◆ Task prompt: Skip every line before the one containing "What's the underlying", then copy that line and the rest of the entries below exactly, through the last line.

START Given data

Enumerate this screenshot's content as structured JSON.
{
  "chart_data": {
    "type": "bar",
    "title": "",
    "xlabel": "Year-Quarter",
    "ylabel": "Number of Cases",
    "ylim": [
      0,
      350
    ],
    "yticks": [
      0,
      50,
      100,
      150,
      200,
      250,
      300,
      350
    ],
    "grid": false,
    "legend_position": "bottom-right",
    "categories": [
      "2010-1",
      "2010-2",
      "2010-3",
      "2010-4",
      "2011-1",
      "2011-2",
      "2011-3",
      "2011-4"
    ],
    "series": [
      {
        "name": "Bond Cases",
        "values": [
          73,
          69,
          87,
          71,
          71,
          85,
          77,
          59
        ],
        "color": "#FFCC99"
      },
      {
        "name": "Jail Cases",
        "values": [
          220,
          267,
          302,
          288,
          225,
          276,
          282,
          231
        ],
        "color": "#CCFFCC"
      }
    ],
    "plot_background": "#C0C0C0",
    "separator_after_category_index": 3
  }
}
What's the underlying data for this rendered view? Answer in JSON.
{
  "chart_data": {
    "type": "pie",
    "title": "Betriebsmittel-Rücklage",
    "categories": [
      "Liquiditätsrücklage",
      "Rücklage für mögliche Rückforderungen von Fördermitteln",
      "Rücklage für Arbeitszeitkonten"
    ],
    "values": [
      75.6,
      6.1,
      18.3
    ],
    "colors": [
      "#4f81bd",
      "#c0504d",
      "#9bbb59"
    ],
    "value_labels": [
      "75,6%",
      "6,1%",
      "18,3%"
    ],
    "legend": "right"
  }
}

END Given data

◆ Completed exercise:
What's the underlying data for this rendered view? Answer in JSON.
{
  "chart_data": {
    "type": "pie",
    "title": "Betriebsmittel-Rücklage",
    "categories": [
      "Liquiditätsrücklage",
      "Rücklage für mögliche Rückforderungen von Fördermitteln",
      "Rücklage für Arbeitszeitkonten"
    ],
    "values": [
      75.6,
      6.1,
      18.3
    ],
    "colors": [
      "#4f81bd",
      "#c0504d",
      "#9bbb59"
    ],
    "value_labels": [
      "75,6%",
      "6,1%",
      "18,3%"
    ],
    "legend": "right"
  }
}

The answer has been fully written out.